• **Exercise**: Pictures do not belong in the copy; restate the records below word for word.
========================================================================
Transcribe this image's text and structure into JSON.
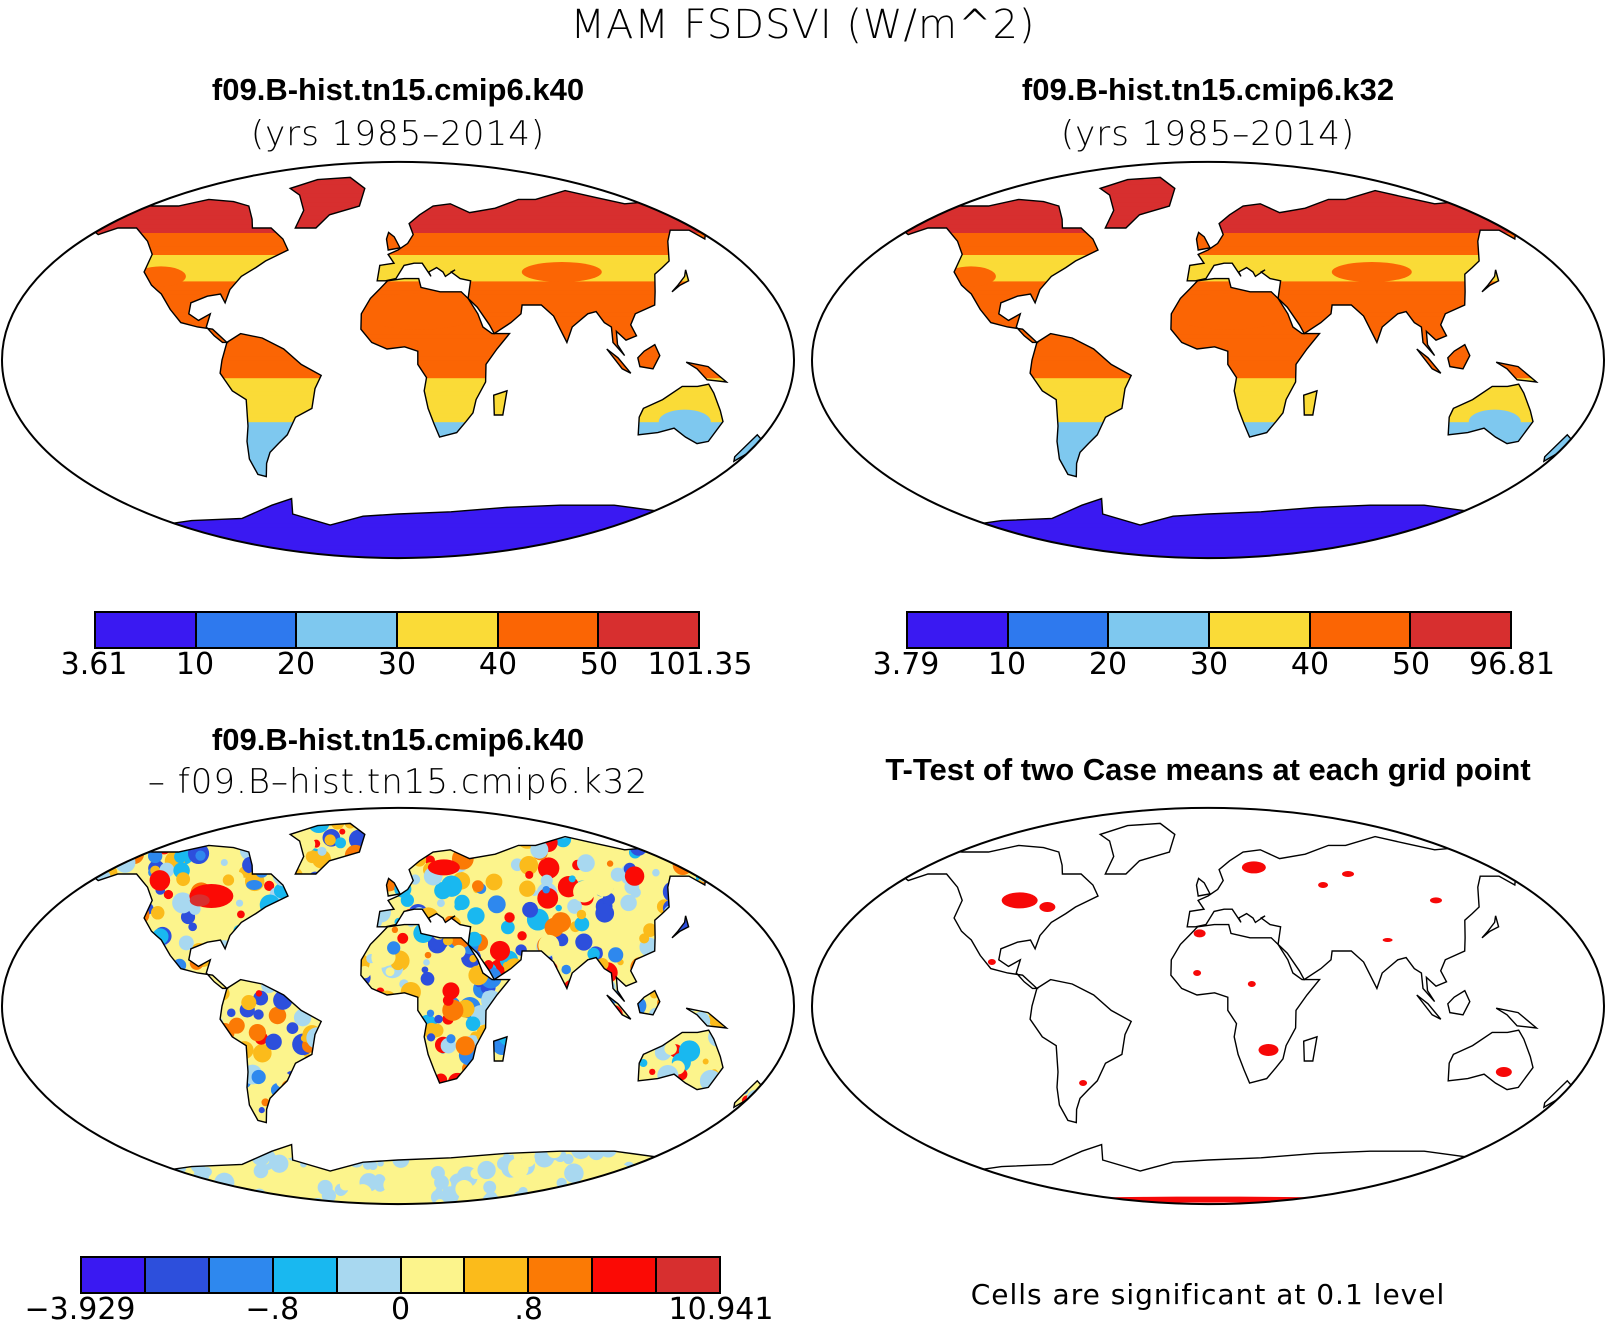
{
  "main_title": "MAM FSDSVI (W/m^2)",
  "panels": {
    "top_left": {
      "title": "f09.B-hist.tn15.cmip6.k40",
      "subtitle": "(yrs 1985–2014)",
      "colorbar": {
        "colors": [
          "#3a19f2",
          "#2e79ee",
          "#7ec8ef",
          "#fadb37",
          "#fb6504",
          "#d72f2f"
        ],
        "labels": [
          "3.61",
          "10",
          "20",
          "30",
          "40",
          "50",
          "101.35"
        ]
      }
    },
    "top_right": {
      "title": "f09.B-hist.tn15.cmip6.k32",
      "subtitle": "(yrs 1985–2014)",
      "colorbar": {
        "colors": [
          "#3a19f2",
          "#2e79ee",
          "#7ec8ef",
          "#fadb37",
          "#fb6504",
          "#d72f2f"
        ],
        "labels": [
          "3.79",
          "10",
          "20",
          "30",
          "40",
          "50",
          "96.81"
        ]
      }
    },
    "bottom_left": {
      "title": "f09.B-hist.tn15.cmip6.k40",
      "subtitle": "– f09.B–hist.tn15.cmip6.k32",
      "colorbar": {
        "colors": [
          "#3a19f2",
          "#2d4fdc",
          "#2e88ee",
          "#19b8f0",
          "#a8d8f0",
          "#fcf48c",
          "#fbbb1b",
          "#fb7a05",
          "#fb0a05",
          "#d72f2f"
        ],
        "labels": [
          "−3.929",
          "−.8",
          "0",
          ".8",
          "10.941"
        ],
        "label_index": [
          0,
          3,
          5,
          7,
          10
        ]
      }
    },
    "bottom_right": {
      "title": "T-Test of two Case means at each grid point",
      "note": "Cells are significant at 0.1 level",
      "significance_color": "#f60808"
    }
  }
}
========================================================================
• **Solution to this exercise**:
Transcribe this image's text and structure into JSON.
{
  "main_title": "MAM FSDSVI (W/m^2)",
  "panels": {
    "top_left": {
      "title": "f09.B-hist.tn15.cmip6.k40",
      "subtitle": "(yrs 1985–2014)",
      "colorbar": {
        "colors": [
          "#3a19f2",
          "#2e79ee",
          "#7ec8ef",
          "#fadb37",
          "#fb6504",
          "#d72f2f"
        ],
        "labels": [
          "3.61",
          "10",
          "20",
          "30",
          "40",
          "50",
          "101.35"
        ]
      }
    },
    "top_right": {
      "title": "f09.B-hist.tn15.cmip6.k32",
      "subtitle": "(yrs 1985–2014)",
      "colorbar": {
        "colors": [
          "#3a19f2",
          "#2e79ee",
          "#7ec8ef",
          "#fadb37",
          "#fb6504",
          "#d72f2f"
        ],
        "labels": [
          "3.79",
          "10",
          "20",
          "30",
          "40",
          "50",
          "96.81"
        ]
      }
    },
    "bottom_left": {
      "title": "f09.B-hist.tn15.cmip6.k40",
      "subtitle": "– f09.B–hist.tn15.cmip6.k32",
      "colorbar": {
        "colors": [
          "#3a19f2",
          "#2d4fdc",
          "#2e88ee",
          "#19b8f0",
          "#a8d8f0",
          "#fcf48c",
          "#fbbb1b",
          "#fb7a05",
          "#fb0a05",
          "#d72f2f"
        ],
        "labels": [
          "−3.929",
          "−.8",
          "0",
          ".8",
          "10.941"
        ],
        "label_index": [
          0,
          3,
          5,
          7,
          10
        ]
      }
    },
    "bottom_right": {
      "title": "T-Test of two Case means at each grid point",
      "note": "Cells are significant at 0.1 level",
      "significance_color": "#f60808"
    }
  }
}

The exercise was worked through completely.